WHAT IS EXPECTED
Check every line below for the word "series" and give only the number of lines where it appears.
::::::::
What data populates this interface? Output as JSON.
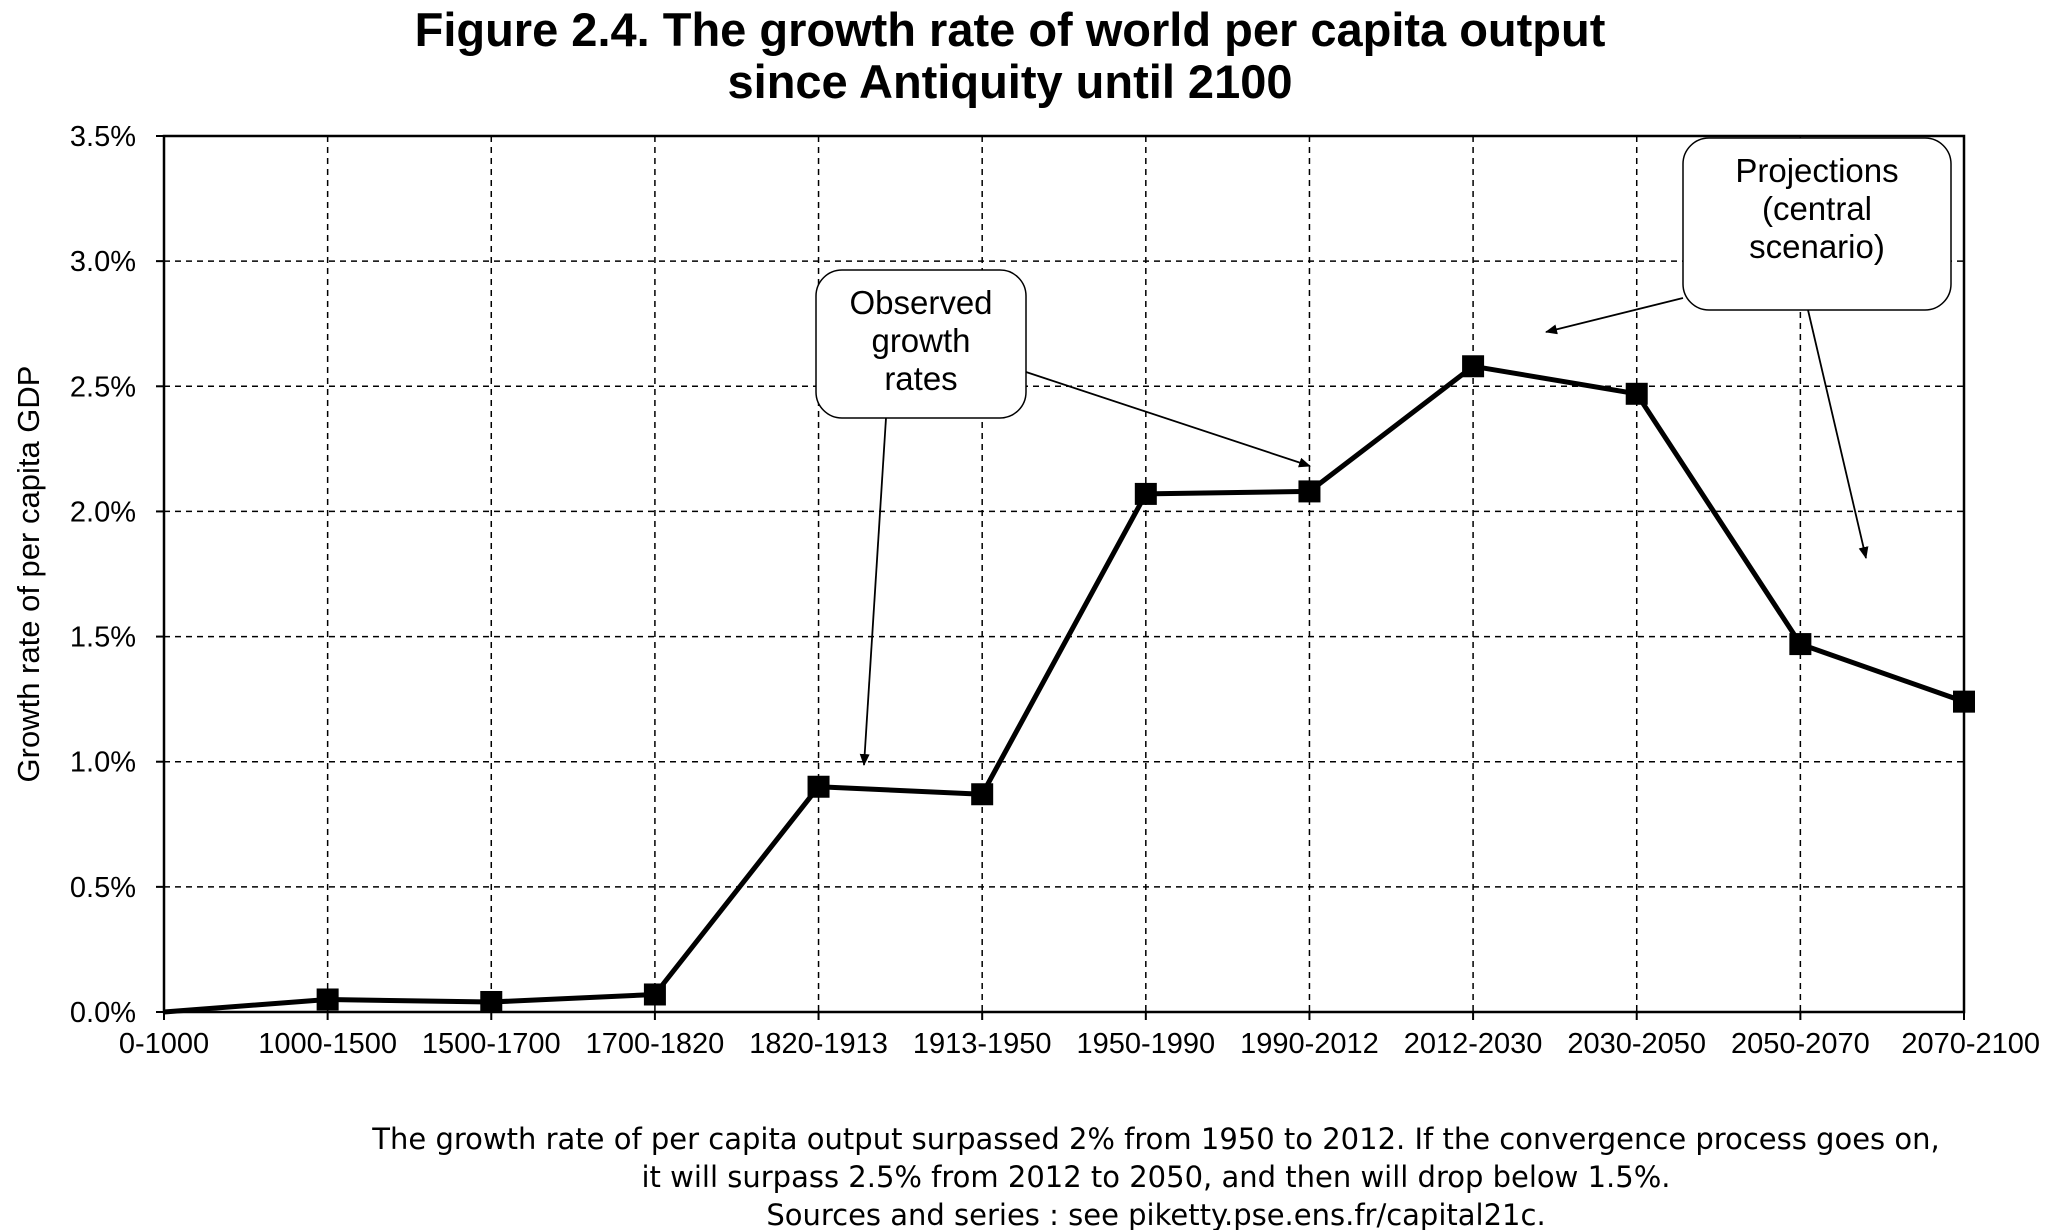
{
  "title": {
    "line1": "Figure 2.4. The growth rate of world per capita output",
    "line2": "since Antiquity until 2100"
  },
  "chart_data": {
    "type": "line",
    "ylabel": "Growth rate of per capita GDP",
    "ylim": [
      0,
      3.5
    ],
    "y_ticks": [
      "0.0%",
      "0.5%",
      "1.0%",
      "1.5%",
      "2.0%",
      "2.5%",
      "3.0%",
      "3.5%"
    ],
    "categories": [
      "0-1000",
      "1000-1500",
      "1500-1700",
      "1700-1820",
      "1820-1913",
      "1913-1950",
      "1950-1990",
      "1990-2012",
      "2012-2030",
      "2030-2050",
      "2050-2070",
      "2070-2100"
    ],
    "series": [
      {
        "values": [
          0.0,
          0.05,
          0.04,
          0.07,
          0.9,
          0.87,
          2.07,
          2.08,
          2.58,
          2.47,
          1.47,
          1.24
        ]
      }
    ],
    "grid": true,
    "annotations": [
      {
        "lines": [
          "Observed",
          "growth",
          "rates"
        ]
      },
      {
        "lines": [
          "Projections",
          "(central",
          "scenario)"
        ]
      }
    ]
  },
  "notes": {
    "line1": "The growth rate of per capita output surpassed 2% from 1950 to 2012. If the convergence process goes on,",
    "line2": "it will surpass 2.5% from 2012 to 2050, and then will drop below 1.5%.",
    "line3": "Sources and series : see piketty.pse.ens.fr/capital21c."
  }
}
::::::::
ANSWER FOR THE TASK
2